SUPPLIED INFORMATION>

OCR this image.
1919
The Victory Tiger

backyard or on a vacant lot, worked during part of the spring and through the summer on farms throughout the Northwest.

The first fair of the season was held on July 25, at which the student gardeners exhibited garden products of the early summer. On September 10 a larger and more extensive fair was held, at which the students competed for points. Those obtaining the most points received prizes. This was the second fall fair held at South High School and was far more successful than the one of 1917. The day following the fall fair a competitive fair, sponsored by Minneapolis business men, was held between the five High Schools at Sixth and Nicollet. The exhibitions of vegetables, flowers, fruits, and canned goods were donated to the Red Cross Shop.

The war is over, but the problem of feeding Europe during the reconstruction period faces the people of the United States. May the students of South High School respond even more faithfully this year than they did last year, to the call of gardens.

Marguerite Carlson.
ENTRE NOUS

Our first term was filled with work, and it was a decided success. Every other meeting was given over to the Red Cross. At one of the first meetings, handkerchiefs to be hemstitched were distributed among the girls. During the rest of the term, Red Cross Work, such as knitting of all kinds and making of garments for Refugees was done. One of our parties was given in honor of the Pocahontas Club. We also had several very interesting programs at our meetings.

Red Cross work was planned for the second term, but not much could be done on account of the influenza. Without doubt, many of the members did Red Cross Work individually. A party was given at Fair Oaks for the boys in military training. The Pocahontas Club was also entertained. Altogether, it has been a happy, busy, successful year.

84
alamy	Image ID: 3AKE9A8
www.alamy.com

CHALLENGE>
Reproduce each entry from the records above, character for character.

CORRECT ANSWER>
OCR this image.
1919
The Victory Tiger

backyard or on a vacant lot, worked during part of the spring and through the summer on farms throughout the Northwest.

The first fair of the season was held on July 25, at which the student gardeners exhibited garden products of the early summer. On September 10 a larger and more extensive fair was held, at which the students competed for points. Those obtaining the most points received prizes. This was the second fall fair held at South High School and was far more successful than the one of 1917. The day following the fall fair a competitive fair, sponsored by Minneapolis business men, was held between the five High Schools at Sixth and Nicollet. The exhibitions of vegetables, flowers, fruits, and canned goods were donated to the Red Cross Shop.

The war is over, but the problem of feeding Europe during the reconstruction period faces the people of the United States. May the students of South High School respond even more faithfully this year than they did last year, to the call of gardens.

Marguerite Carlson.
ENTRE NOUS

Our first term was filled with work, and it was a decided success. Every other meeting was given over to the Red Cross. At one of the first meetings, handkerchiefs to be hemstitched were distributed among the girls. During the rest of the term, Red Cross Work, such as knitting of all kinds and making of garments for Refugees was done. One of our parties was given in honor of the Pocahontas Club. We also had several very interesting programs at our meetings.

Red Cross work was planned for the second term, but not much could be done on account of the influenza. Without doubt, many of the members did Red Cross Work individually. A party was given at Fair Oaks for the boys in military training. The Pocahontas Club was also entertained. Altogether, it has been a happy, busy, successful year.

84
alamy	Image ID: 3AKE9A8
www.alamy.com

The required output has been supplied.